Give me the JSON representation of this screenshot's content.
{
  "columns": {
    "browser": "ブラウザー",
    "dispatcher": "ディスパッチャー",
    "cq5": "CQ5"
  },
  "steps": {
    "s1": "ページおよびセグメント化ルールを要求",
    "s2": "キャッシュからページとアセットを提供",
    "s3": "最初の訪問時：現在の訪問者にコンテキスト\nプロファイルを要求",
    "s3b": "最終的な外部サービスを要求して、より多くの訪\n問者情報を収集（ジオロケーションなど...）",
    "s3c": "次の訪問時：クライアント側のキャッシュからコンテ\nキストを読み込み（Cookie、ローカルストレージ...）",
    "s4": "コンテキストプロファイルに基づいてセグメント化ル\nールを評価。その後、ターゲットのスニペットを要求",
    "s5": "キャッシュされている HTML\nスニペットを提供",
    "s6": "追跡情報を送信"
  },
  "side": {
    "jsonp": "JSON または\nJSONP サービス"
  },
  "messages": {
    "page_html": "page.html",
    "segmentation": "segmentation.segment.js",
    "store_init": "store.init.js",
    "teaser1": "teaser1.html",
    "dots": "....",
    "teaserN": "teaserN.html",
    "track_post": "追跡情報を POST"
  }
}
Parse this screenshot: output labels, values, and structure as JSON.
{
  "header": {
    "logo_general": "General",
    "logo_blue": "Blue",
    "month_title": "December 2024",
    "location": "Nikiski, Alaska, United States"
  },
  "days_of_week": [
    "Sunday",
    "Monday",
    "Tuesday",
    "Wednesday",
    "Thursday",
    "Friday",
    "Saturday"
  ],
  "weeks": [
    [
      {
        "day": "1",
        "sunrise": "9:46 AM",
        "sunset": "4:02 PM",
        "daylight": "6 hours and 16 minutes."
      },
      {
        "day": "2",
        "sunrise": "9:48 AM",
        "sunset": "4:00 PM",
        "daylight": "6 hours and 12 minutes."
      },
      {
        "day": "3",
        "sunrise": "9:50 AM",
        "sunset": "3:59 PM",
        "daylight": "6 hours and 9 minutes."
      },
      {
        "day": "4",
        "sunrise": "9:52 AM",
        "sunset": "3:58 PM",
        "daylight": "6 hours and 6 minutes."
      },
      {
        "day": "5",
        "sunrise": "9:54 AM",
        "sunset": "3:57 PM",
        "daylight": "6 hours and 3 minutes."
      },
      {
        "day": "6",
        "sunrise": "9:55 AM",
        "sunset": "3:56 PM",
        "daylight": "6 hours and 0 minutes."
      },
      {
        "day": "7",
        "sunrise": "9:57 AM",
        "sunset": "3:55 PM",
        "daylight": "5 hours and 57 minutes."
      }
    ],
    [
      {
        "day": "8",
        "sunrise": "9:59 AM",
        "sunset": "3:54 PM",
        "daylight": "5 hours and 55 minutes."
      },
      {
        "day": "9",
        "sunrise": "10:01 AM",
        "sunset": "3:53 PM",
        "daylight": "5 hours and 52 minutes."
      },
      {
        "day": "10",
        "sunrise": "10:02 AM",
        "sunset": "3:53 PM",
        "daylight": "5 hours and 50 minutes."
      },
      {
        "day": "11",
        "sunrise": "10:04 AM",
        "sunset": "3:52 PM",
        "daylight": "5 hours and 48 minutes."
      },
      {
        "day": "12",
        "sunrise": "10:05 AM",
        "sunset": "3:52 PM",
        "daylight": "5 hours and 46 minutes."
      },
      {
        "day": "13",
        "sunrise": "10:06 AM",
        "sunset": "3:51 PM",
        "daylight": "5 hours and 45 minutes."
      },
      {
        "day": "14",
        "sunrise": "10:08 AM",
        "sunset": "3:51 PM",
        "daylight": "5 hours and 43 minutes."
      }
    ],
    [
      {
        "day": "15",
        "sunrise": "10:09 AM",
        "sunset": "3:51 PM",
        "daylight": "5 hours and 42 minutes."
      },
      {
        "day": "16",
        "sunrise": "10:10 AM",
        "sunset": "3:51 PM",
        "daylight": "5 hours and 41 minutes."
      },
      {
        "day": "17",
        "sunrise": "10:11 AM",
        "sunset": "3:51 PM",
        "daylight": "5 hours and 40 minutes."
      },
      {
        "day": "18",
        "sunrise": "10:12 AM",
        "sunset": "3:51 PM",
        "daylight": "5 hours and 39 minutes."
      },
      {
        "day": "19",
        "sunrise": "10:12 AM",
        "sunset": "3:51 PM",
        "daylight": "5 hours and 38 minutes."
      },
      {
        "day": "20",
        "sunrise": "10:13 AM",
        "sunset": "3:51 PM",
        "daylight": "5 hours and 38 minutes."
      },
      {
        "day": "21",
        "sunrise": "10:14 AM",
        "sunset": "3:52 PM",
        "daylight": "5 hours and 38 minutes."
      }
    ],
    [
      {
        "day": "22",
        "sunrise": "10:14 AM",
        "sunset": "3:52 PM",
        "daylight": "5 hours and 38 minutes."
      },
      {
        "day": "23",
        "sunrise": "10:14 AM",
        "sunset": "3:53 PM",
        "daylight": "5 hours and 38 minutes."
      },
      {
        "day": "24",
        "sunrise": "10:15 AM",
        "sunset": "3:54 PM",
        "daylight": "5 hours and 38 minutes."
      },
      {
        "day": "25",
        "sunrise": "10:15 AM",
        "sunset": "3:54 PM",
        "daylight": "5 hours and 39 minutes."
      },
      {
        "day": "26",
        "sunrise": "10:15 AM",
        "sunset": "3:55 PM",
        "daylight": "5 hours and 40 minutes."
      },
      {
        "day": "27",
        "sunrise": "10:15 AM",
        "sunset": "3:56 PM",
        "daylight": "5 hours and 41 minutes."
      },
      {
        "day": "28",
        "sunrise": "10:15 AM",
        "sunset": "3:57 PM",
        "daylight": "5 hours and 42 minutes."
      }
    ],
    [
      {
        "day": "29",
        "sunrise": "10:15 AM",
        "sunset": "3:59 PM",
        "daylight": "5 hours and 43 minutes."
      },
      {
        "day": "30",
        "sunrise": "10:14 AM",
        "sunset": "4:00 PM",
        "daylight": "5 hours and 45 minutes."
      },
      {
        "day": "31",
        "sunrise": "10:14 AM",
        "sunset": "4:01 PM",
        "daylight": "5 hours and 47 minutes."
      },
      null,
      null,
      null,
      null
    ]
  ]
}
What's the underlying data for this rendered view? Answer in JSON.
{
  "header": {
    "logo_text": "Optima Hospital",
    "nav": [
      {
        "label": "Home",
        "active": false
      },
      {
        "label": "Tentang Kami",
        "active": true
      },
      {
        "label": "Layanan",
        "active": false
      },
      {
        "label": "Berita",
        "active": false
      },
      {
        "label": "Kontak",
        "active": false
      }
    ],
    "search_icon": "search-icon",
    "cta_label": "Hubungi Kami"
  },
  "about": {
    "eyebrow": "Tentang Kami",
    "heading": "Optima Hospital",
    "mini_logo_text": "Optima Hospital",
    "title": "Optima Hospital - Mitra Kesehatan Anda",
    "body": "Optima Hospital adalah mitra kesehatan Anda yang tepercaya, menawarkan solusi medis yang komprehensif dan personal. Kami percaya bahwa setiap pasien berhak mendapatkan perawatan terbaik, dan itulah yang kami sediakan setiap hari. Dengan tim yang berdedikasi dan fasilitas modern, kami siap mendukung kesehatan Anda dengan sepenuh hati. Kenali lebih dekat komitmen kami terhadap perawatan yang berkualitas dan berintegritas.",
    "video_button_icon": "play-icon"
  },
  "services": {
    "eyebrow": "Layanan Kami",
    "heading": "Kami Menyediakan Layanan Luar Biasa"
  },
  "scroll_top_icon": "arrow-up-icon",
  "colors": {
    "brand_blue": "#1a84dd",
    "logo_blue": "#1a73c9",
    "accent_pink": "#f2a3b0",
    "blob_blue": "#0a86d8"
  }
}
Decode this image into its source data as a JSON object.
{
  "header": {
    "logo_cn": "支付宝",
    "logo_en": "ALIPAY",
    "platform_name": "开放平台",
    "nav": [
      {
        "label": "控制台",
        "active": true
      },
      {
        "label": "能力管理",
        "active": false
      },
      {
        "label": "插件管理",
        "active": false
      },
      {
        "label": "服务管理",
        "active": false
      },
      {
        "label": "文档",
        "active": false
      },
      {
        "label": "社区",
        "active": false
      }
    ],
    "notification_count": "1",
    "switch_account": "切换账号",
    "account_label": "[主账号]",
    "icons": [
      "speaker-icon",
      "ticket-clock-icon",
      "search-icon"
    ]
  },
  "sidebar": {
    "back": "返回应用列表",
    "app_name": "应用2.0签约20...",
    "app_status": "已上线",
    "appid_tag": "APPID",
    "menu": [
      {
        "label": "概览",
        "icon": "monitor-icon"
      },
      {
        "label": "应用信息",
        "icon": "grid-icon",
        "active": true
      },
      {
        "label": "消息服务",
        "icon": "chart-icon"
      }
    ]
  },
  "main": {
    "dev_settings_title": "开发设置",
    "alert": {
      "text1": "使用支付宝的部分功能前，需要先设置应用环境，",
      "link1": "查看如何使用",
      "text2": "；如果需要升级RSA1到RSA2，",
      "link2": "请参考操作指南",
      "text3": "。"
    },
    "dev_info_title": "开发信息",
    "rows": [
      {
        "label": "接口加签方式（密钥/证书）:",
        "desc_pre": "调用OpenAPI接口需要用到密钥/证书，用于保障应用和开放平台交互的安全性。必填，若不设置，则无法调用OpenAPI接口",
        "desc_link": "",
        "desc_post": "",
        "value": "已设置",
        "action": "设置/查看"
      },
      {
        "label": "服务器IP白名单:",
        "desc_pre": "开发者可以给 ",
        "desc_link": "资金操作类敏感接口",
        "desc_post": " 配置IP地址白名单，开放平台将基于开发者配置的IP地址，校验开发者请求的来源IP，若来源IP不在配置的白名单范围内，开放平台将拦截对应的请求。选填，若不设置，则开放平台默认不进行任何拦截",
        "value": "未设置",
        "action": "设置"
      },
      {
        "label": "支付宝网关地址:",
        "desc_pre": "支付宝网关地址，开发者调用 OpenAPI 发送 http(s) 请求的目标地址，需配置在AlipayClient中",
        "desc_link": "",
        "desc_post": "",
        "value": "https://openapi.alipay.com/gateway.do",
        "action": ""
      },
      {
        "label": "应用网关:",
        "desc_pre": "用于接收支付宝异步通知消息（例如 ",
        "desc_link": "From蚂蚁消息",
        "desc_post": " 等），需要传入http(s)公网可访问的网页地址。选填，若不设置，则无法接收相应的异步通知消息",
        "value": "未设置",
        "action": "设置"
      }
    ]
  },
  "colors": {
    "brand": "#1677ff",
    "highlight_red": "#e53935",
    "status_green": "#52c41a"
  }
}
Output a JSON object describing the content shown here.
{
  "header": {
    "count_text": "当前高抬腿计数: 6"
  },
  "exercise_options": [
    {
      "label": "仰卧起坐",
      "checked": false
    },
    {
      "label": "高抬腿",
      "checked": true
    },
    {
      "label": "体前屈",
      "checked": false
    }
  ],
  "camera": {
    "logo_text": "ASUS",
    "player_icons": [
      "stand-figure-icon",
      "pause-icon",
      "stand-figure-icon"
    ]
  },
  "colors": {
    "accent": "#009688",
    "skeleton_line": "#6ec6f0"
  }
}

> [STATED TASK]: Count each line of the data where the word "Kami" appears, then reply with the total only.

> [OUTPUT BELOW]: 6